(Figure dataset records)
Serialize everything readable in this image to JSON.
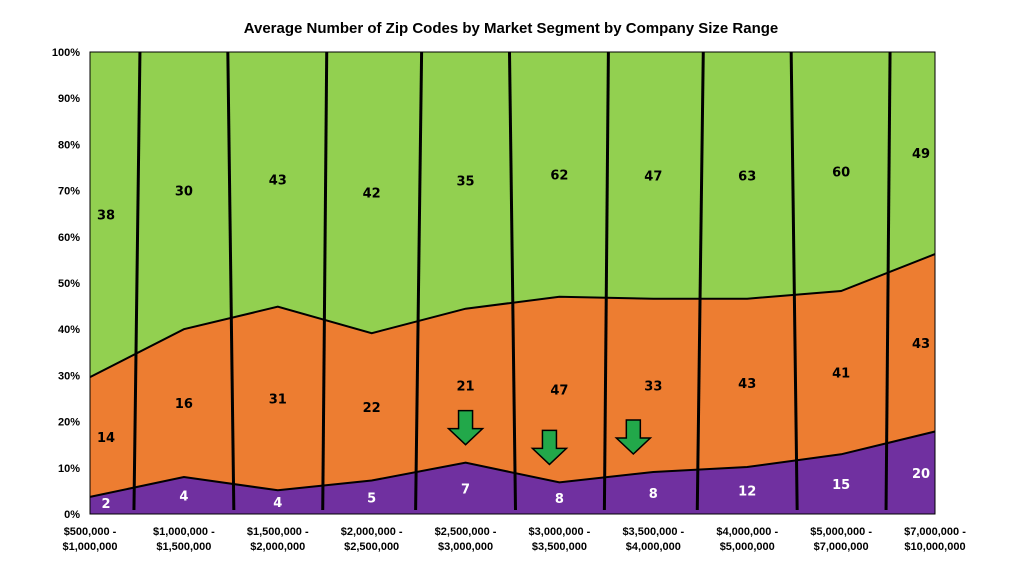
{
  "chart_data": {
    "type": "area",
    "stacked": "percent",
    "title": "Average Number of Zip Codes by Market Segment by Company Size Range",
    "xlabel": "",
    "ylabel": "",
    "ylim": [
      0,
      100
    ],
    "y_ticks": [
      "0%",
      "10%",
      "20%",
      "30%",
      "40%",
      "50%",
      "60%",
      "70%",
      "80%",
      "90%",
      "100%"
    ],
    "categories": [
      [
        "$500,000 -",
        "$1,000,000"
      ],
      [
        "$1,000,000 -",
        "$1,500,000"
      ],
      [
        "$1,500,000 -",
        "$2,000,000"
      ],
      [
        "$2,000,000 -",
        "$2,500,000"
      ],
      [
        "$2,500,000 -",
        "$3,000,000"
      ],
      [
        "$3,000,000 -",
        "$3,500,000"
      ],
      [
        "$3,500,000 -",
        "$4,000,000"
      ],
      [
        "$4,000,000 -",
        "$5,000,000"
      ],
      [
        "$5,000,000 -",
        "$7,000,000"
      ],
      [
        "$7,000,000 -",
        "$10,000,000"
      ]
    ],
    "series": [
      {
        "values": [
          2,
          4,
          4,
          5,
          7,
          8,
          8,
          12,
          15,
          20
        ],
        "color": "#7030A0",
        "label_color": "#ffffff"
      },
      {
        "values": [
          14,
          16,
          31,
          22,
          21,
          47,
          33,
          43,
          41,
          43
        ],
        "color": "#ED7D31",
        "label_color": "#000000"
      },
      {
        "values": [
          38,
          30,
          43,
          42,
          35,
          62,
          47,
          63,
          60,
          49
        ],
        "color": "#92D050",
        "label_color": "#000000"
      }
    ],
    "annotations": [
      {
        "type": "down-arrow",
        "category_index": 4,
        "color": "#22A84A"
      },
      {
        "type": "down-arrow",
        "category_index": 5,
        "color": "#22A84A"
      },
      {
        "type": "down-arrow",
        "category_index": 6,
        "color": "#22A84A"
      }
    ],
    "grid": false,
    "legend": "none"
  }
}
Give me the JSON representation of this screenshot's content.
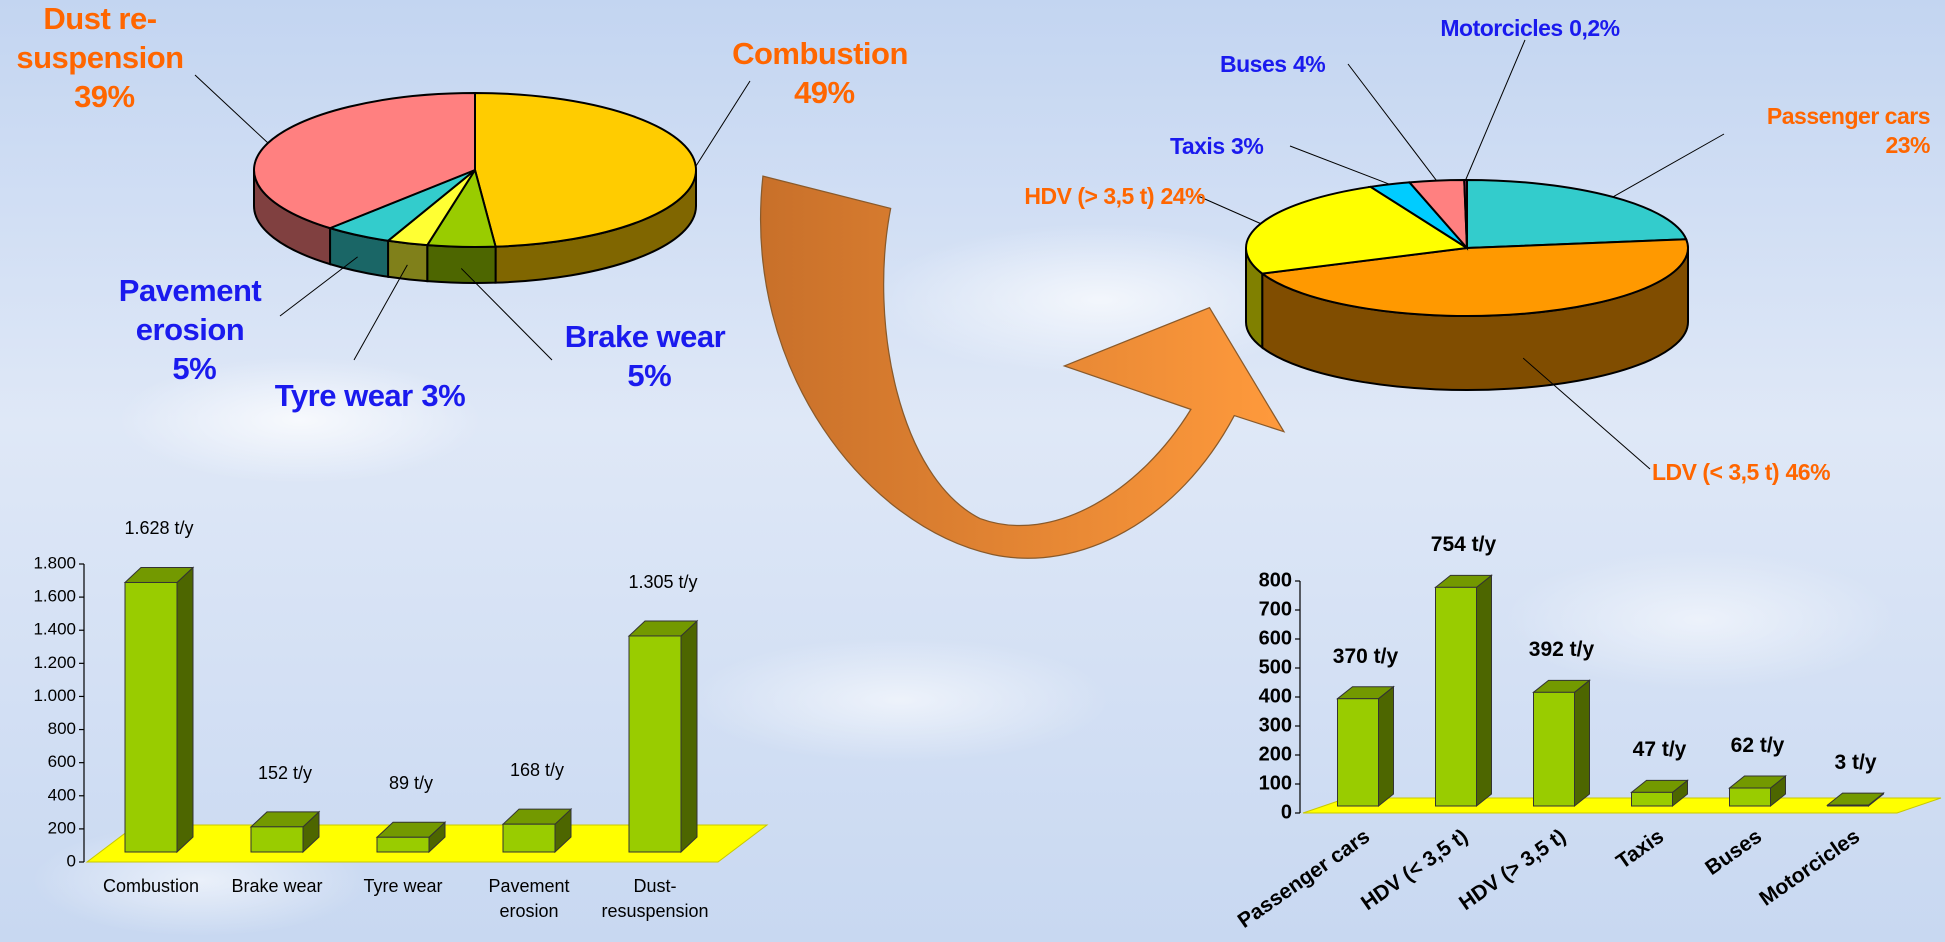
{
  "chart_data": [
    {
      "type": "pie",
      "categories": [
        "Combustion",
        "Brake wear",
        "Tyre wear",
        "Pavement erosion",
        "Dust re-suspension"
      ],
      "values": [
        49,
        5,
        3,
        5,
        39
      ],
      "value_labels": [
        "49%",
        "5%",
        "3%",
        "5%",
        "39%"
      ],
      "colors": [
        "#ffcc00",
        "#99cc00",
        "#ffff33",
        "#33cccc",
        "#ff8080"
      ],
      "label_colors": [
        "#ff6600",
        "#1a1aee",
        "#1a1aee",
        "#1a1aee",
        "#ff6600"
      ]
    },
    {
      "type": "pie",
      "categories": [
        "Passenger cars",
        "LDV (< 3,5 t)",
        "HDV (> 3,5 t)",
        "Taxis",
        "Buses",
        "Motorcicles"
      ],
      "values": [
        23,
        46,
        24,
        3,
        4,
        0.2
      ],
      "value_labels": [
        "23%",
        "46%",
        "24%",
        "3%",
        "4%",
        "0,2%"
      ],
      "colors": [
        "#33cccc",
        "#ff9900",
        "#ffff00",
        "#00ccff",
        "#ff8080",
        "#993366"
      ],
      "label_colors": [
        "#ff6600",
        "#ff6600",
        "#ff6600",
        "#1a1aee",
        "#1a1aee",
        "#1a1aee"
      ]
    },
    {
      "type": "bar",
      "categories": [
        "Combustion",
        "Brake wear",
        "Tyre wear",
        "Pavement erosion",
        "Dust-resuspension"
      ],
      "values": [
        1628,
        152,
        89,
        168,
        1305
      ],
      "value_labels": [
        "1.628 t/y",
        "152 t/y",
        "89 t/y",
        "168 t/y",
        "1.305 t/y"
      ],
      "color": "#99cc00",
      "floor_color": "#ffff00",
      "ylim": [
        0,
        1800
      ],
      "yticks": [
        0,
        200,
        400,
        600,
        800,
        {
          "value": 1000,
          "label": "1.000"
        },
        {
          "value": 1200,
          "label": "1.200"
        },
        {
          "value": 1400,
          "label": "1.400"
        },
        {
          "value": 1600,
          "label": "1.600"
        },
        {
          "value": 1800,
          "label": "1.800"
        }
      ]
    },
    {
      "type": "bar",
      "categories": [
        "Passenger cars",
        "HDV (< 3,5 t)",
        "HDV (> 3,5 t)",
        "Taxis",
        "Buses",
        "Motorcicles"
      ],
      "values": [
        370,
        754,
        392,
        47,
        62,
        3
      ],
      "value_labels": [
        "370 t/y",
        "754 t/y",
        "392 t/y",
        "47 t/y",
        "62 t/y",
        "3 t/y"
      ],
      "color": "#99cc00",
      "floor_color": "#ffff00",
      "ylim": [
        0,
        800
      ],
      "yticks": [
        0,
        100,
        200,
        300,
        400,
        500,
        600,
        700,
        800
      ]
    }
  ]
}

● GIVEN REQUEST
Restate the data above exactly, stripping out each image.

● THE SOLUTION
Serialize everything readable in this image to JSON.
{
  "chart_data": {
    "type": "area",
    "stacked": "percent",
    "title": "Average Number of Zip Codes by Market Segment by Company Size Range",
    "xlabel": "",
    "ylabel": "",
    "ylim": [
      0,
      100
    ],
    "y_ticks": [
      "0%",
      "10%",
      "20%",
      "30%",
      "40%",
      "50%",
      "60%",
      "70%",
      "80%",
      "90%",
      "100%"
    ],
    "categories": [
      [
        "$500,000 -",
        "$1,000,000"
      ],
      [
        "$1,000,000 -",
        "$1,500,000"
      ],
      [
        "$1,500,000 -",
        "$2,000,000"
      ],
      [
        "$2,000,000 -",
        "$2,500,000"
      ],
      [
        "$2,500,000 -",
        "$3,000,000"
      ],
      [
        "$3,000,000 -",
        "$3,500,000"
      ],
      [
        "$3,500,000 -",
        "$4,000,000"
      ],
      [
        "$4,000,000 -",
        "$5,000,000"
      ],
      [
        "$5,000,000 -",
        "$7,000,000"
      ],
      [
        "$7,000,000 -",
        "$10,000,000"
      ]
    ],
    "series": [
      {
        "values": [
          2,
          4,
          4,
          5,
          7,
          8,
          8,
          12,
          15,
          20
        ],
        "color": "#7030A0",
        "label_color": "#ffffff"
      },
      {
        "values": [
          14,
          16,
          31,
          22,
          21,
          47,
          33,
          43,
          41,
          43
        ],
        "color": "#ED7D31",
        "label_color": "#000000"
      },
      {
        "values": [
          38,
          30,
          43,
          42,
          35,
          62,
          47,
          63,
          60,
          49
        ],
        "color": "#92D050",
        "label_color": "#000000"
      }
    ],
    "annotations": [
      {
        "type": "down-arrow",
        "category_index": 4,
        "color": "#22A84A"
      },
      {
        "type": "down-arrow",
        "category_index": 5,
        "color": "#22A84A"
      },
      {
        "type": "down-arrow",
        "category_index": 6,
        "color": "#22A84A"
      }
    ],
    "grid": false,
    "legend": "none"
  }
}
Give me the JSON representation of this screenshot's content.
{
  "chart_data": [
    {
      "type": "pie",
      "categories": [
        "Combustion",
        "Brake wear",
        "Tyre wear",
        "Pavement erosion",
        "Dust re-suspension"
      ],
      "values": [
        49,
        5,
        3,
        5,
        39
      ],
      "value_labels": [
        "49%",
        "5%",
        "3%",
        "5%",
        "39%"
      ],
      "colors": [
        "#ffcc00",
        "#99cc00",
        "#ffff33",
        "#33cccc",
        "#ff8080"
      ],
      "label_colors": [
        "#ff6600",
        "#1a1aee",
        "#1a1aee",
        "#1a1aee",
        "#ff6600"
      ]
    },
    {
      "type": "pie",
      "categories": [
        "Passenger cars",
        "LDV (< 3,5 t)",
        "HDV (> 3,5 t)",
        "Taxis",
        "Buses",
        "Motorcicles"
      ],
      "values": [
        23,
        46,
        24,
        3,
        4,
        0.2
      ],
      "value_labels": [
        "23%",
        "46%",
        "24%",
        "3%",
        "4%",
        "0,2%"
      ],
      "colors": [
        "#33cccc",
        "#ff9900",
        "#ffff00",
        "#00ccff",
        "#ff8080",
        "#993366"
      ],
      "label_colors": [
        "#ff6600",
        "#ff6600",
        "#ff6600",
        "#1a1aee",
        "#1a1aee",
        "#1a1aee"
      ]
    },
    {
      "type": "bar",
      "categories": [
        "Combustion",
        "Brake wear",
        "Tyre wear",
        "Pavement erosion",
        "Dust-resuspension"
      ],
      "values": [
        1628,
        152,
        89,
        168,
        1305
      ],
      "value_labels": [
        "1.628 t/y",
        "152 t/y",
        "89 t/y",
        "168 t/y",
        "1.305 t/y"
      ],
      "color": "#99cc00",
      "floor_color": "#ffff00",
      "ylim": [
        0,
        1800
      ],
      "yticks": [
        0,
        200,
        400,
        600,
        800,
        {
          "value": 1000,
          "label": "1.000"
        },
        {
          "value": 1200,
          "label": "1.200"
        },
        {
          "value": 1400,
          "label": "1.400"
        },
        {
          "value": 1600,
          "label": "1.600"
        },
        {
          "value": 1800,
          "label": "1.800"
        }
      ]
    },
    {
      "type": "bar",
      "categories": [
        "Passenger cars",
        "HDV (< 3,5 t)",
        "HDV (> 3,5 t)",
        "Taxis",
        "Buses",
        "Motorcicles"
      ],
      "values": [
        370,
        754,
        392,
        47,
        62,
        3
      ],
      "value_labels": [
        "370 t/y",
        "754 t/y",
        "392 t/y",
        "47 t/y",
        "62 t/y",
        "3 t/y"
      ],
      "color": "#99cc00",
      "floor_color": "#ffff00",
      "ylim": [
        0,
        800
      ],
      "yticks": [
        0,
        100,
        200,
        300,
        400,
        500,
        600,
        700,
        800
      ]
    }
  ]
}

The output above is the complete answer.